* [What you are asked to do]: Show only lines that include "screened".

(Data entries for graphics)

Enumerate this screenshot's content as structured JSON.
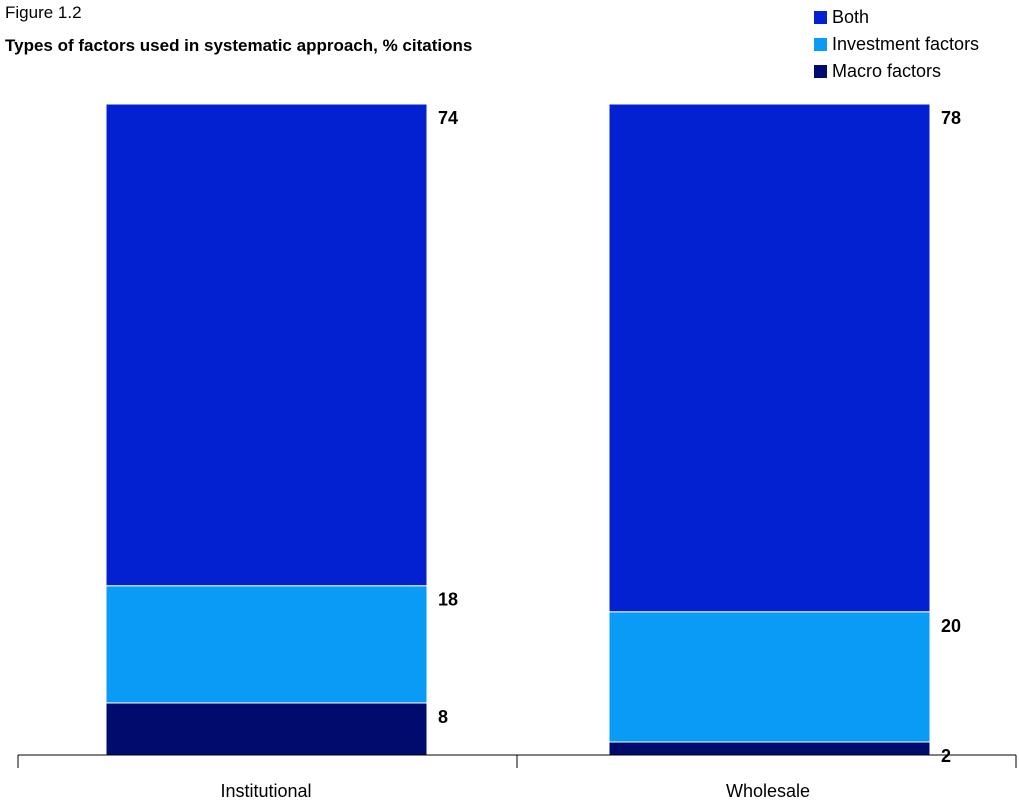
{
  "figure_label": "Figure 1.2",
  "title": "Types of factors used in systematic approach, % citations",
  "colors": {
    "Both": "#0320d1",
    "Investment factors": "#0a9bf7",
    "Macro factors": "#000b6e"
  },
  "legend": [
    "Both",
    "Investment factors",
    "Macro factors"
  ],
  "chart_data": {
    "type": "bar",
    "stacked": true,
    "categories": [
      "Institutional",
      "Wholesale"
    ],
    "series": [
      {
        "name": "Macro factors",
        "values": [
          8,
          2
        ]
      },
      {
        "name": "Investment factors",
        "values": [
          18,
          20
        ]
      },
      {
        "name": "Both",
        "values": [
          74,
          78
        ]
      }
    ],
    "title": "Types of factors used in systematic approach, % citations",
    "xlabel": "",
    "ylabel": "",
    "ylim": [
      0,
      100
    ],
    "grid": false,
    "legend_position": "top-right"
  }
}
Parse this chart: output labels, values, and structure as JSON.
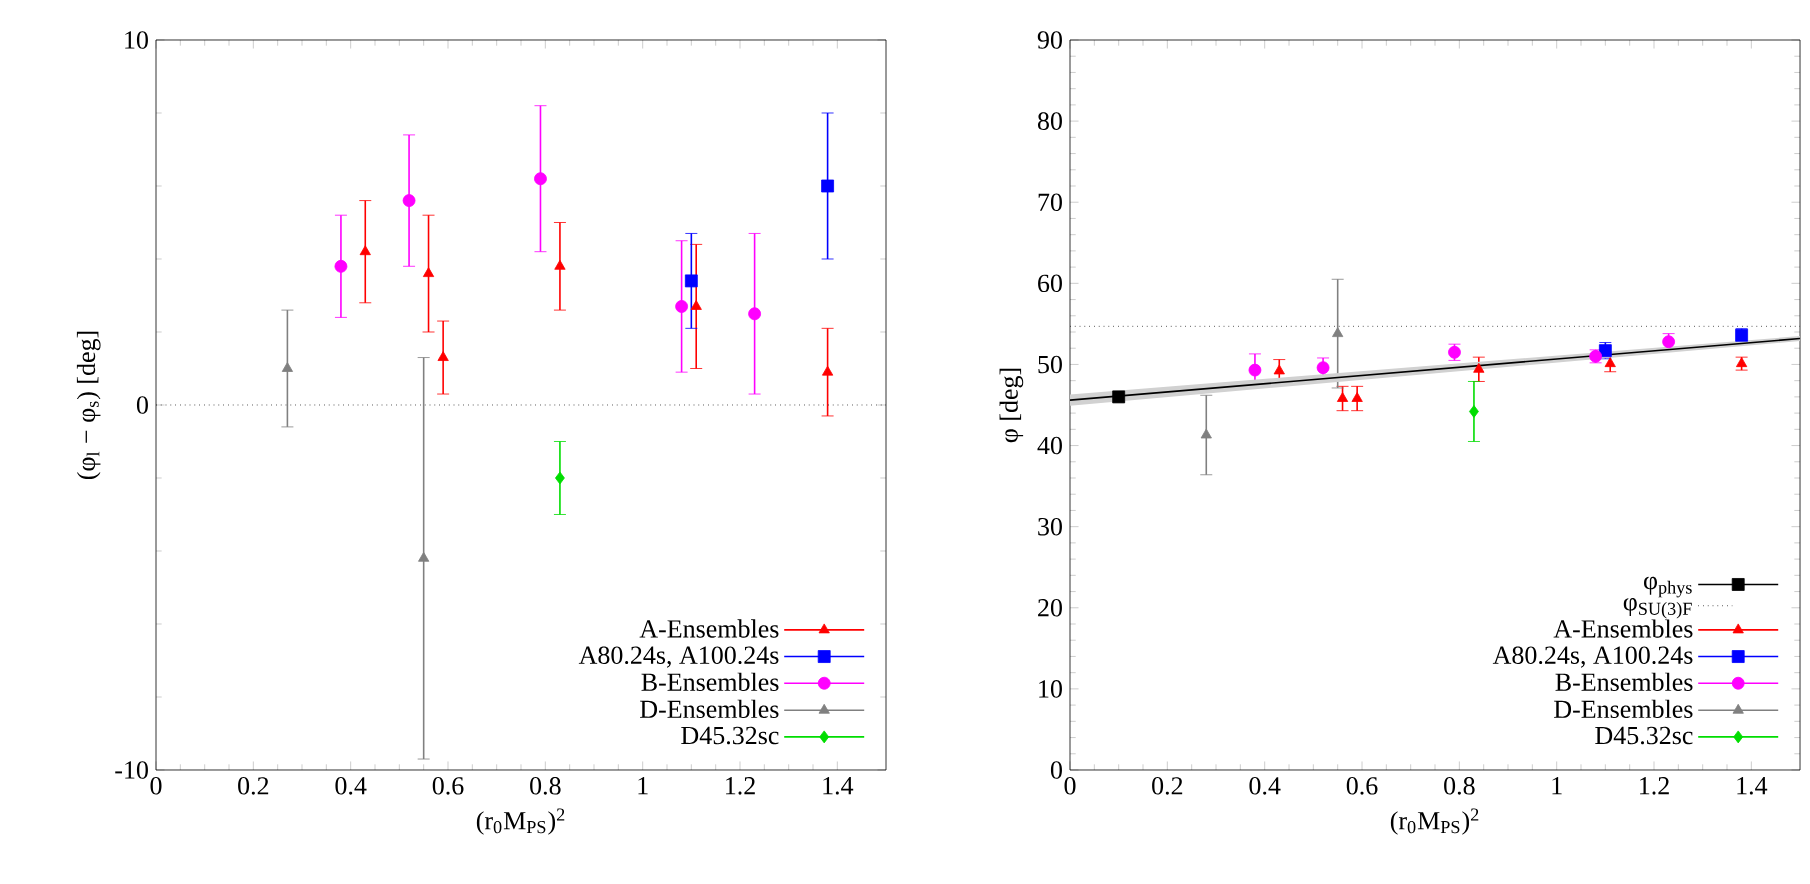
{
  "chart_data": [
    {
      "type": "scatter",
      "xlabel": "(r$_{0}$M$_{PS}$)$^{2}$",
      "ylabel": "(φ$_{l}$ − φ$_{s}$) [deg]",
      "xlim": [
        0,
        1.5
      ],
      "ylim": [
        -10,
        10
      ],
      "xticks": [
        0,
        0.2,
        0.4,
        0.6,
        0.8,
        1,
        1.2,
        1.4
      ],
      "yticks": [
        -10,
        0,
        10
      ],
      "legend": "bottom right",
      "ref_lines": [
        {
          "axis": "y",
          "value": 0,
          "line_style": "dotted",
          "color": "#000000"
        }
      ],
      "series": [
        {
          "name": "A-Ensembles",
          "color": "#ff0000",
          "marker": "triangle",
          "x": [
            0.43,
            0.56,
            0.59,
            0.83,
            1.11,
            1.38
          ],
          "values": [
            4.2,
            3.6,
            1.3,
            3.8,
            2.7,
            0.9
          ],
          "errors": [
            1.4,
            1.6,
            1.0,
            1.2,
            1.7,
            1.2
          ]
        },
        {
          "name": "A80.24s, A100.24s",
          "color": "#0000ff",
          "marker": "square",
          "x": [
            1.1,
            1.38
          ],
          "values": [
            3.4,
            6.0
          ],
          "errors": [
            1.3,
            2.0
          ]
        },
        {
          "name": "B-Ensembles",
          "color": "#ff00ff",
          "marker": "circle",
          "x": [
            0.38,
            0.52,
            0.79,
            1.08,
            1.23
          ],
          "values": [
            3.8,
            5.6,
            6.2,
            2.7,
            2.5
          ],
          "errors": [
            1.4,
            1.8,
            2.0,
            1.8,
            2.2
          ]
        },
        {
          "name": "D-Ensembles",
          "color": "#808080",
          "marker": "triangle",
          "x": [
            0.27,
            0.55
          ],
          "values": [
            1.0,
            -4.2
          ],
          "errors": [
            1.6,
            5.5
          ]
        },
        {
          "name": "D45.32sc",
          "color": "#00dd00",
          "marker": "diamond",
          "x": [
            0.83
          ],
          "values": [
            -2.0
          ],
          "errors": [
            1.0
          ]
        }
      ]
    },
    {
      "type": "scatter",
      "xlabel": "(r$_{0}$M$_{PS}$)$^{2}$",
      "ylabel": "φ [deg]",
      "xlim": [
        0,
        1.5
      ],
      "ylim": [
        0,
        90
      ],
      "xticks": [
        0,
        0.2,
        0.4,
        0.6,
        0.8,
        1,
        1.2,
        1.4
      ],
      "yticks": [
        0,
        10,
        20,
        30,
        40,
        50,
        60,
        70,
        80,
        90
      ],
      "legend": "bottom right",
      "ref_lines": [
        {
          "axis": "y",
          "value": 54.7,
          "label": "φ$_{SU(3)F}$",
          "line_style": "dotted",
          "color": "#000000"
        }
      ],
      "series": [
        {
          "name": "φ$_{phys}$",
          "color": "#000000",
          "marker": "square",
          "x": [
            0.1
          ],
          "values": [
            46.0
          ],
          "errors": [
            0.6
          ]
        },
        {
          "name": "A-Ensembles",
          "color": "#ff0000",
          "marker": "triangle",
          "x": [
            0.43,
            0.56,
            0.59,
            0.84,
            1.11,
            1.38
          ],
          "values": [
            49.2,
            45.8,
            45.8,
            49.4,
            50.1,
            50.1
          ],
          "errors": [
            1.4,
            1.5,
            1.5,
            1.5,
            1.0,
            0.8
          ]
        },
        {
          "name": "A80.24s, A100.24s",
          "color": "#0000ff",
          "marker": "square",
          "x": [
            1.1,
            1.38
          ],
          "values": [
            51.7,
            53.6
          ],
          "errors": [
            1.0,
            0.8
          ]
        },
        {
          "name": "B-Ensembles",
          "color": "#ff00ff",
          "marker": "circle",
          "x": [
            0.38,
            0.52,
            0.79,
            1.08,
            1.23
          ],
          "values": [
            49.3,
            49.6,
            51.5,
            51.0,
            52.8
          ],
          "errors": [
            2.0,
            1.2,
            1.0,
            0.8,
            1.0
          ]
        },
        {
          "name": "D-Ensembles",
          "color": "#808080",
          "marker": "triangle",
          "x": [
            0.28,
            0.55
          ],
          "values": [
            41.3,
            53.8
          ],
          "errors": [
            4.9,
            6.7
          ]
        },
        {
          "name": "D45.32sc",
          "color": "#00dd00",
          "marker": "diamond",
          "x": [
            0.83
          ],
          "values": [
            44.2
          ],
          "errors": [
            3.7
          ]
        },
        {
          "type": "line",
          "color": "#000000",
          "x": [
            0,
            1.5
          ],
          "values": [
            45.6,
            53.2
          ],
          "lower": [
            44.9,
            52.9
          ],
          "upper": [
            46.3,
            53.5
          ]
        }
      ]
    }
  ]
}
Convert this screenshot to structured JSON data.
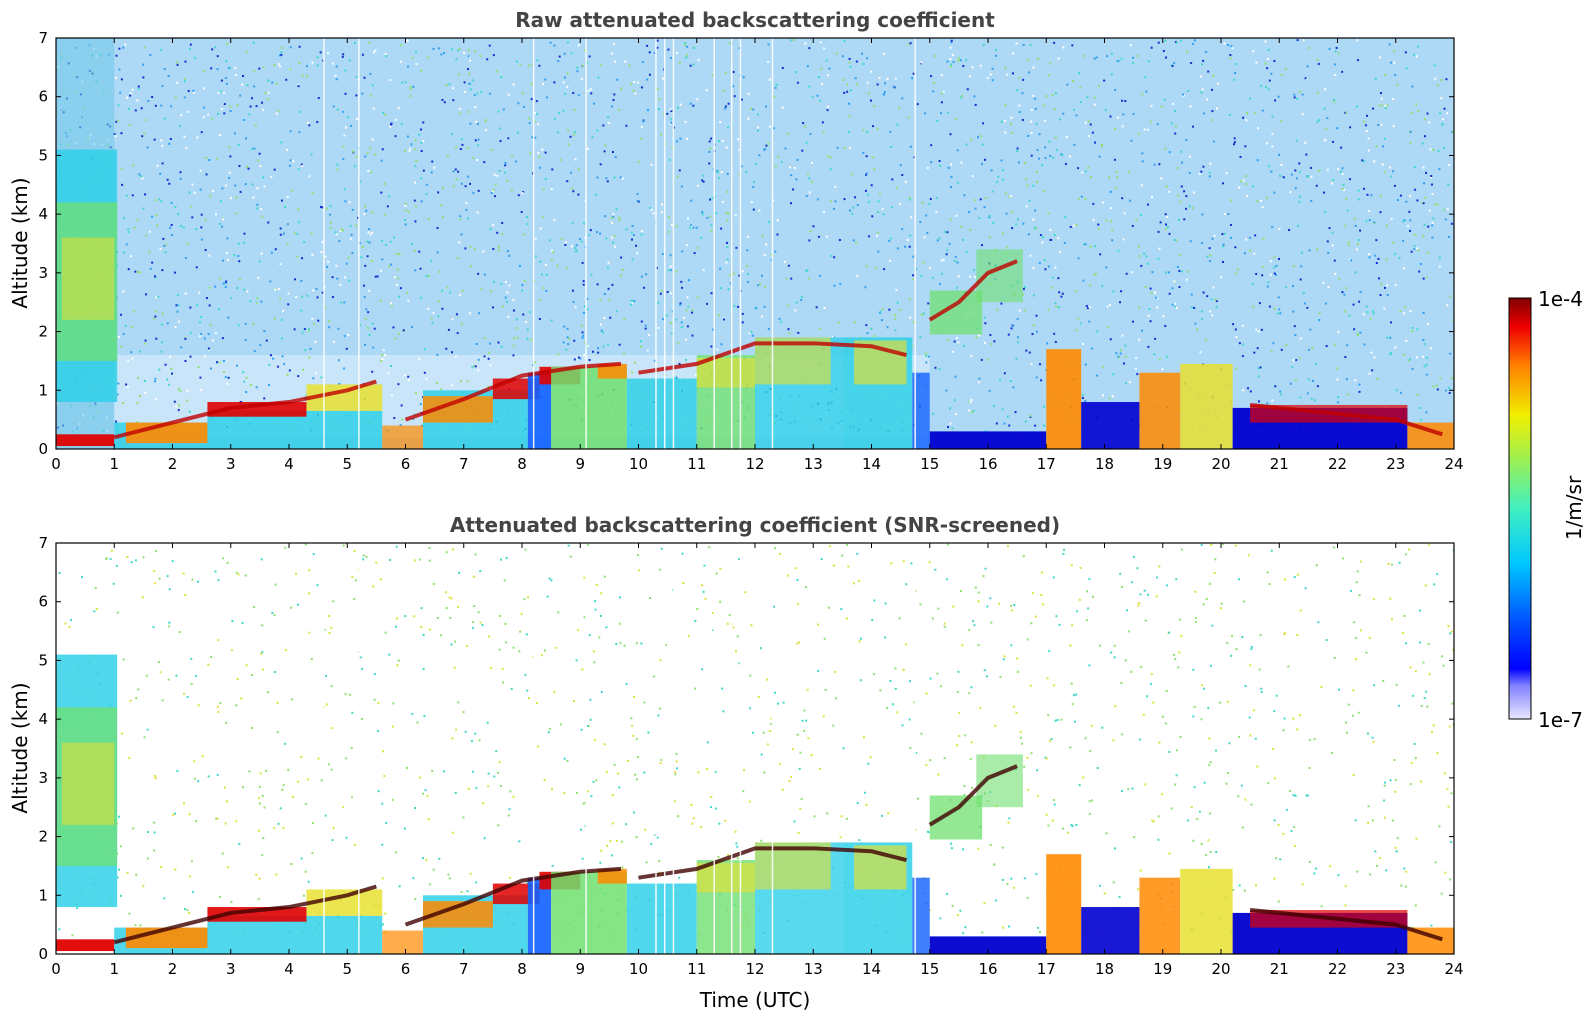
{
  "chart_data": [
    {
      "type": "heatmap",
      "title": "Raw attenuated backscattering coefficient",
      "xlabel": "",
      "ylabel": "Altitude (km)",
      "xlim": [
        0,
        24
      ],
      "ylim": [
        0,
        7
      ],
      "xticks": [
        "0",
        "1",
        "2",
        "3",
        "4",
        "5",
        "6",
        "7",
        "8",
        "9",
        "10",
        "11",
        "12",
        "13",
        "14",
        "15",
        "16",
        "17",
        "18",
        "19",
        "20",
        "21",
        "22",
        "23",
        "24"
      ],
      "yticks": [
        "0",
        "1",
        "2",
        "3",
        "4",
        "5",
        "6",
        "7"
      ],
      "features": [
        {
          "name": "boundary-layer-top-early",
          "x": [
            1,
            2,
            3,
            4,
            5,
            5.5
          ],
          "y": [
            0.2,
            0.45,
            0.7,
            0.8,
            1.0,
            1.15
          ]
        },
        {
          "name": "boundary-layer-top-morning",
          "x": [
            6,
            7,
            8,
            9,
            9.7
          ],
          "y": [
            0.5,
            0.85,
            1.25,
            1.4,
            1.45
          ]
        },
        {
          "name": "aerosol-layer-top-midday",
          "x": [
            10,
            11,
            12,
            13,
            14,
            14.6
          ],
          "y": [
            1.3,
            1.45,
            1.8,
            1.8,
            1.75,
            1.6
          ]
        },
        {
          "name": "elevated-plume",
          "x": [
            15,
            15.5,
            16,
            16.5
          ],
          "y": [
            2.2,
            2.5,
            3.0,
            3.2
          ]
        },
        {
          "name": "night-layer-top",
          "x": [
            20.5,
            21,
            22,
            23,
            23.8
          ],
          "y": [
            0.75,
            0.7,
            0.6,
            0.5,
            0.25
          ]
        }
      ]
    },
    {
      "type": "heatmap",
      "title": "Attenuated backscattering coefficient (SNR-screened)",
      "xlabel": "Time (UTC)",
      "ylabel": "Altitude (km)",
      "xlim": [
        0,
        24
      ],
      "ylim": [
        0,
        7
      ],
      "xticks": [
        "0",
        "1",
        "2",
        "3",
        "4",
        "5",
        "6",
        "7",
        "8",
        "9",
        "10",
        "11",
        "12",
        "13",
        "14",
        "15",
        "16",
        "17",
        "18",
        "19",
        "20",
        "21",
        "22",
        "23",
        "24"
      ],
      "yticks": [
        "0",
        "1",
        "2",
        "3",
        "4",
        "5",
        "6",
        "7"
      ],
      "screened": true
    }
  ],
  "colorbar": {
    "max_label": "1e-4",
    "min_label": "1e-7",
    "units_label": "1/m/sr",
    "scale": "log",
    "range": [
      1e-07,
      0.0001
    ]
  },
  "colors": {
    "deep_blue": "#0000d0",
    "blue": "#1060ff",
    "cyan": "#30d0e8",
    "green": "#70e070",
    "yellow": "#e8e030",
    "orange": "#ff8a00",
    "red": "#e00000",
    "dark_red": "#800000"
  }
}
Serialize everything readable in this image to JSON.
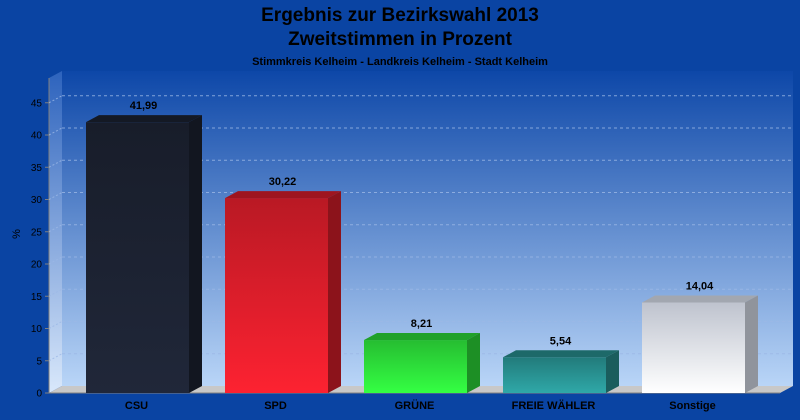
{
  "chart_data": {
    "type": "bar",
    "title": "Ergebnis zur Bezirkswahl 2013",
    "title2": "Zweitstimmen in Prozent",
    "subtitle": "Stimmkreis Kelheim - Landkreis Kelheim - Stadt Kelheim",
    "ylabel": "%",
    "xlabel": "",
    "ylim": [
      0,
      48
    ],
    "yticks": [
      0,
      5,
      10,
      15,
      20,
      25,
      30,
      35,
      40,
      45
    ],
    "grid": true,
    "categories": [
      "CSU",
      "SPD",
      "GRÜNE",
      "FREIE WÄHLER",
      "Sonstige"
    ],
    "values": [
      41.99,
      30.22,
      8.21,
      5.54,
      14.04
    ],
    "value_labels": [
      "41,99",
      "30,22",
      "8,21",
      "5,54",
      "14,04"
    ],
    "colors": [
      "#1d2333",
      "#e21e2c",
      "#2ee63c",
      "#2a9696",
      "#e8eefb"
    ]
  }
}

* [Exercise output]:
      "title": "Attenuated backscattering coefficient (SNR-screened)",
      "screened": true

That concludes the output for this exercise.